» **WHAT NEEDS TO BE DONE**: The records should be repeated word for word, pictures excluded.

===

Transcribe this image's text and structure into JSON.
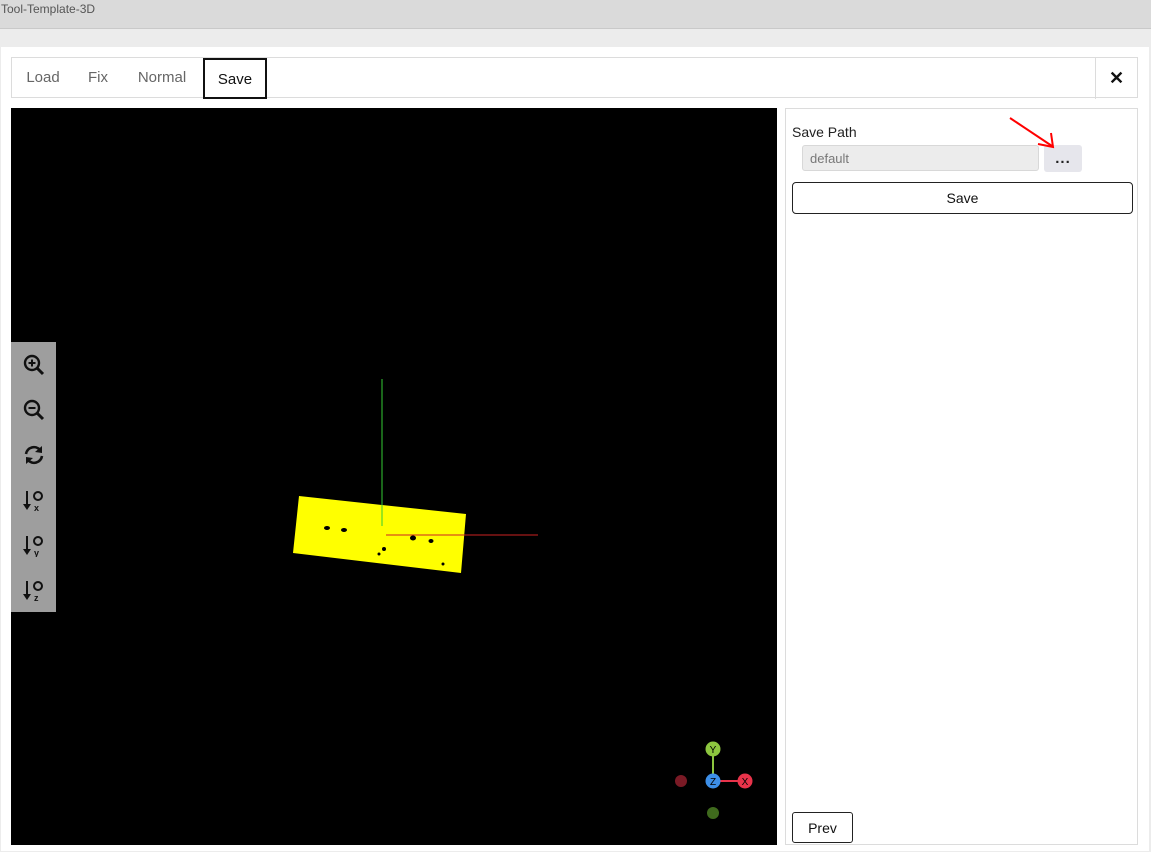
{
  "app": {
    "title": "Tool-Template-3D"
  },
  "tabs": [
    {
      "label": "Load",
      "active": false
    },
    {
      "label": "Fix",
      "active": false
    },
    {
      "label": "Normal",
      "active": false
    },
    {
      "label": "Save",
      "active": true
    }
  ],
  "close_icon": "close-icon",
  "viewer": {
    "background": "#000000",
    "model_color": "#ffff00",
    "axis_colors": {
      "x": "#cc2222",
      "y": "#33cc33"
    },
    "tools": [
      "zoom-in-icon",
      "zoom-out-icon",
      "reset-view-icon",
      "view-x-icon",
      "view-y-icon",
      "view-z-icon"
    ],
    "gizmo": {
      "x_label": "X",
      "y_label": "Y",
      "z_label": "Z",
      "x_color": "#e8334a",
      "y_color": "#8dc63f",
      "z_color": "#3d8fe8"
    }
  },
  "panel": {
    "save_path_label": "Save Path",
    "save_path_value": "default",
    "browse_label": "...",
    "save_label": "Save",
    "prev_label": "Prev"
  },
  "annotation": {
    "arrow_color": "#ff0000"
  }
}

===

» **TASK SOLUTION**:
Transcribe this image's text and structure into JSON.
{
  "app": {
    "title": "Tool-Template-3D"
  },
  "tabs": [
    {
      "label": "Load",
      "active": false
    },
    {
      "label": "Fix",
      "active": false
    },
    {
      "label": "Normal",
      "active": false
    },
    {
      "label": "Save",
      "active": true
    }
  ],
  "close_icon": "close-icon",
  "viewer": {
    "background": "#000000",
    "model_color": "#ffff00",
    "axis_colors": {
      "x": "#cc2222",
      "y": "#33cc33"
    },
    "tools": [
      "zoom-in-icon",
      "zoom-out-icon",
      "reset-view-icon",
      "view-x-icon",
      "view-y-icon",
      "view-z-icon"
    ],
    "gizmo": {
      "x_label": "X",
      "y_label": "Y",
      "z_label": "Z",
      "x_color": "#e8334a",
      "y_color": "#8dc63f",
      "z_color": "#3d8fe8"
    }
  },
  "panel": {
    "save_path_label": "Save Path",
    "save_path_value": "default",
    "browse_label": "...",
    "save_label": "Save",
    "prev_label": "Prev"
  },
  "annotation": {
    "arrow_color": "#ff0000"
  }
}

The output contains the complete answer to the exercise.